**** Given data ****
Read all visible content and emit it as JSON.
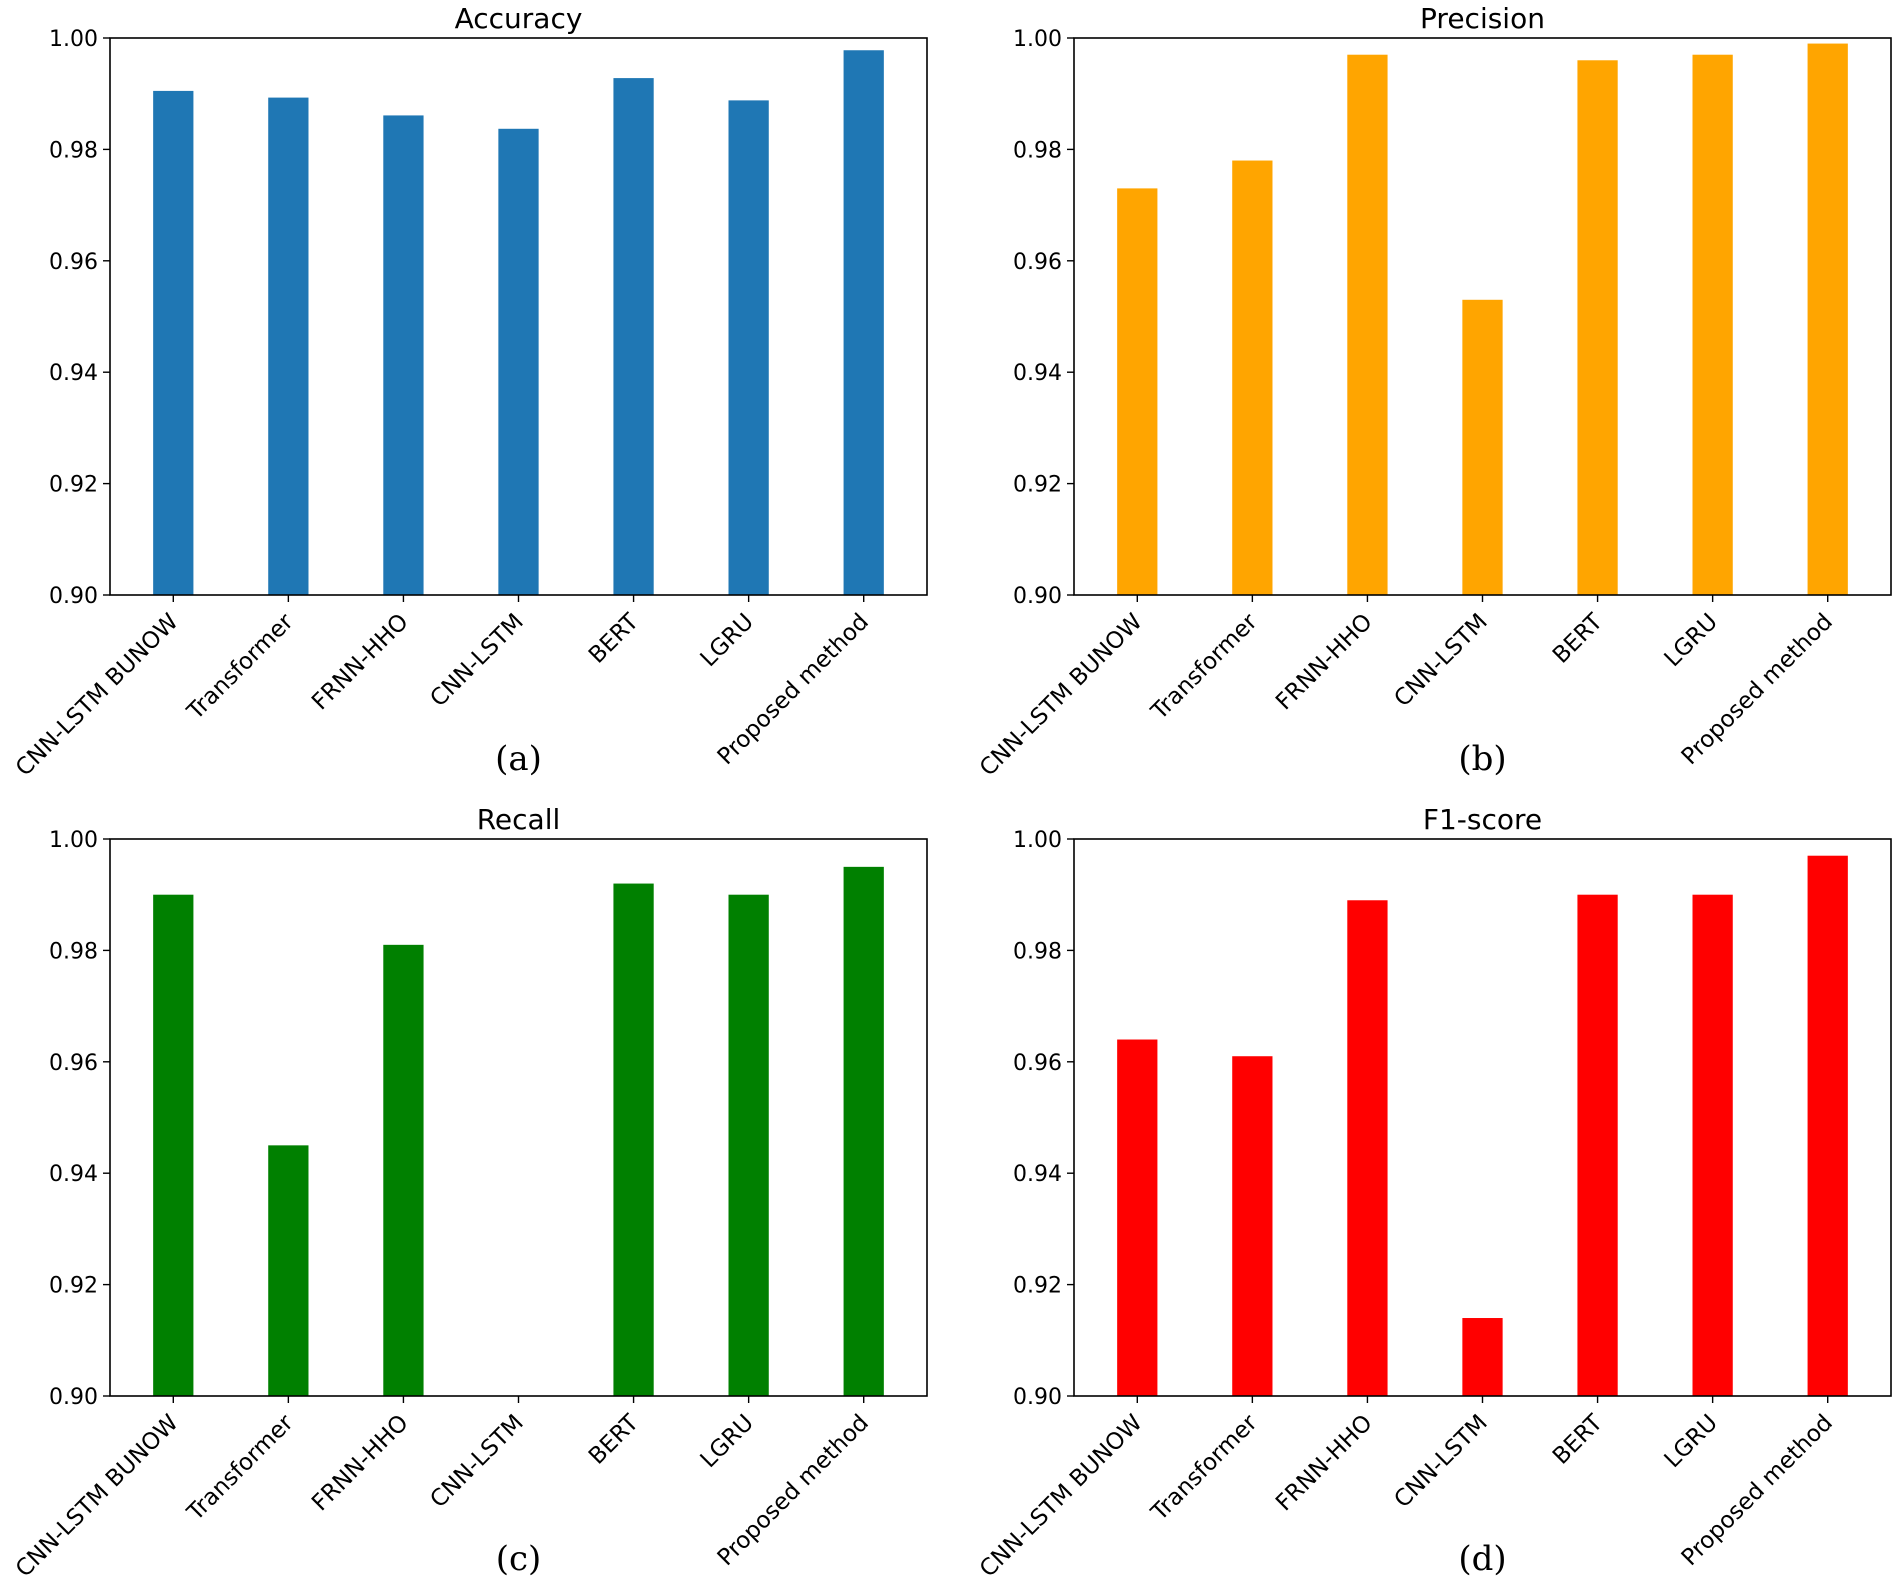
{
  "chart_data": [
    {
      "type": "bar",
      "title": "Accuracy",
      "caption": "(a)",
      "color": "#1f77b4",
      "categories": [
        "CNN-LSTM BUNOW",
        "Transformer",
        "FRNN-HHO",
        "CNN-LSTM",
        "BERT",
        "LGRU",
        "Proposed method"
      ],
      "values": [
        0.9905,
        0.9893,
        0.9861,
        0.9837,
        0.9928,
        0.9888,
        0.9978
      ],
      "ylim": [
        0.9,
        1.0
      ],
      "yticks": [
        "0.90",
        "0.92",
        "0.94",
        "0.96",
        "0.98",
        "1.00"
      ],
      "grid": false
    },
    {
      "type": "bar",
      "title": "Precision",
      "caption": "(b)",
      "color": "#ffa500",
      "categories": [
        "CNN-LSTM BUNOW",
        "Transformer",
        "FRNN-HHO",
        "CNN-LSTM",
        "BERT",
        "LGRU",
        "Proposed method"
      ],
      "values": [
        0.973,
        0.978,
        0.997,
        0.953,
        0.996,
        0.997,
        0.999
      ],
      "ylim": [
        0.9,
        1.0
      ],
      "yticks": [
        "0.90",
        "0.92",
        "0.94",
        "0.96",
        "0.98",
        "1.00"
      ],
      "grid": false
    },
    {
      "type": "bar",
      "title": "Recall",
      "caption": "(c)",
      "color": "#008000",
      "categories": [
        "CNN-LSTM BUNOW",
        "Transformer",
        "FRNN-HHO",
        "CNN-LSTM",
        "BERT",
        "LGRU",
        "Proposed method"
      ],
      "values": [
        0.99,
        0.945,
        0.981,
        0.9,
        0.992,
        0.99,
        0.995
      ],
      "ylim": [
        0.9,
        1.0
      ],
      "yticks": [
        "0.90",
        "0.92",
        "0.94",
        "0.96",
        "0.98",
        "1.00"
      ],
      "grid": false
    },
    {
      "type": "bar",
      "title": "F1-score",
      "caption": "(d)",
      "color": "#ff0000",
      "categories": [
        "CNN-LSTM BUNOW",
        "Transformer",
        "FRNN-HHO",
        "CNN-LSTM",
        "BERT",
        "LGRU",
        "Proposed method"
      ],
      "values": [
        0.964,
        0.961,
        0.989,
        0.914,
        0.99,
        0.99,
        0.997
      ],
      "ylim": [
        0.9,
        1.0
      ],
      "yticks": [
        "0.90",
        "0.92",
        "0.94",
        "0.96",
        "0.98",
        "1.00"
      ],
      "grid": false
    }
  ]
}
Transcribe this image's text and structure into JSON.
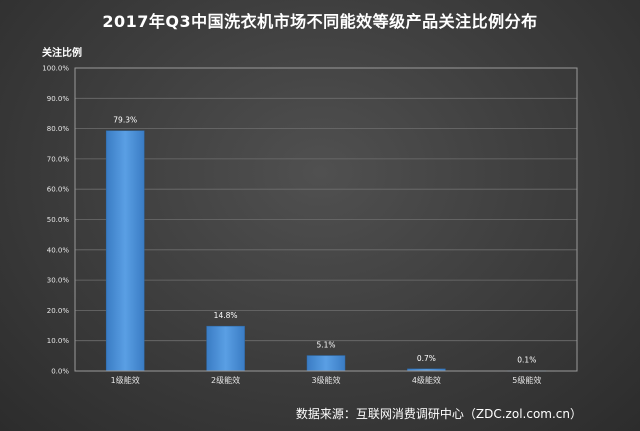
{
  "chart_data": {
    "type": "bar",
    "title": "2017年Q3中国洗衣机市场不同能效等级产品关注比例分布",
    "ylabel": "关注比例",
    "xlabel": "",
    "categories": [
      "1级能效",
      "2级能效",
      "3级能效",
      "4级能效",
      "5级能效"
    ],
    "values": [
      79.3,
      14.8,
      5.1,
      0.7,
      0.1
    ],
    "data_labels": [
      "79.3%",
      "14.8%",
      "5.1%",
      "0.7%",
      "0.1%"
    ],
    "ylim": [
      0,
      100
    ],
    "yticks": [
      "0.0%",
      "10.0%",
      "20.0%",
      "30.0%",
      "40.0%",
      "50.0%",
      "60.0%",
      "70.0%",
      "80.0%",
      "90.0%",
      "100.0%"
    ],
    "grid": true,
    "bar_color": "#4a8fd6"
  },
  "source": "数据来源：互联网消费调研中心（ZDC.zol.com.cn）"
}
****
> Task to carry out: Without the pictures, repeat the listing above exactly.

> Result of the task:
Read all visible content and emit it as JSON.
{
  "chart_data": [
    {
      "type": "bar",
      "title": "Accuracy",
      "caption": "(a)",
      "color": "#1f77b4",
      "categories": [
        "CNN-LSTM BUNOW",
        "Transformer",
        "FRNN-HHO",
        "CNN-LSTM",
        "BERT",
        "LGRU",
        "Proposed method"
      ],
      "values": [
        0.9905,
        0.9893,
        0.9861,
        0.9837,
        0.9928,
        0.9888,
        0.9978
      ],
      "ylim": [
        0.9,
        1.0
      ],
      "yticks": [
        "0.90",
        "0.92",
        "0.94",
        "0.96",
        "0.98",
        "1.00"
      ],
      "grid": false
    },
    {
      "type": "bar",
      "title": "Precision",
      "caption": "(b)",
      "color": "#ffa500",
      "categories": [
        "CNN-LSTM BUNOW",
        "Transformer",
        "FRNN-HHO",
        "CNN-LSTM",
        "BERT",
        "LGRU",
        "Proposed method"
      ],
      "values": [
        0.973,
        0.978,
        0.997,
        0.953,
        0.996,
        0.997,
        0.999
      ],
      "ylim": [
        0.9,
        1.0
      ],
      "yticks": [
        "0.90",
        "0.92",
        "0.94",
        "0.96",
        "0.98",
        "1.00"
      ],
      "grid": false
    },
    {
      "type": "bar",
      "title": "Recall",
      "caption": "(c)",
      "color": "#008000",
      "categories": [
        "CNN-LSTM BUNOW",
        "Transformer",
        "FRNN-HHO",
        "CNN-LSTM",
        "BERT",
        "LGRU",
        "Proposed method"
      ],
      "values": [
        0.99,
        0.945,
        0.981,
        0.9,
        0.992,
        0.99,
        0.995
      ],
      "ylim": [
        0.9,
        1.0
      ],
      "yticks": [
        "0.90",
        "0.92",
        "0.94",
        "0.96",
        "0.98",
        "1.00"
      ],
      "grid": false
    },
    {
      "type": "bar",
      "title": "F1-score",
      "caption": "(d)",
      "color": "#ff0000",
      "categories": [
        "CNN-LSTM BUNOW",
        "Transformer",
        "FRNN-HHO",
        "CNN-LSTM",
        "BERT",
        "LGRU",
        "Proposed method"
      ],
      "values": [
        0.964,
        0.961,
        0.989,
        0.914,
        0.99,
        0.99,
        0.997
      ],
      "ylim": [
        0.9,
        1.0
      ],
      "yticks": [
        "0.90",
        "0.92",
        "0.94",
        "0.96",
        "0.98",
        "1.00"
      ],
      "grid": false
    }
  ]
}
Transcribe this image's text and structure into JSON.
{
  "chart_data": {
    "type": "bar",
    "title": "2017年Q3中国洗衣机市场不同能效等级产品关注比例分布",
    "ylabel": "关注比例",
    "xlabel": "",
    "categories": [
      "1级能效",
      "2级能效",
      "3级能效",
      "4级能效",
      "5级能效"
    ],
    "values": [
      79.3,
      14.8,
      5.1,
      0.7,
      0.1
    ],
    "data_labels": [
      "79.3%",
      "14.8%",
      "5.1%",
      "0.7%",
      "0.1%"
    ],
    "ylim": [
      0,
      100
    ],
    "yticks": [
      "0.0%",
      "10.0%",
      "20.0%",
      "30.0%",
      "40.0%",
      "50.0%",
      "60.0%",
      "70.0%",
      "80.0%",
      "90.0%",
      "100.0%"
    ],
    "grid": true,
    "bar_color": "#4a8fd6"
  },
  "source": "数据来源：互联网消费调研中心（ZDC.zol.com.cn）"
}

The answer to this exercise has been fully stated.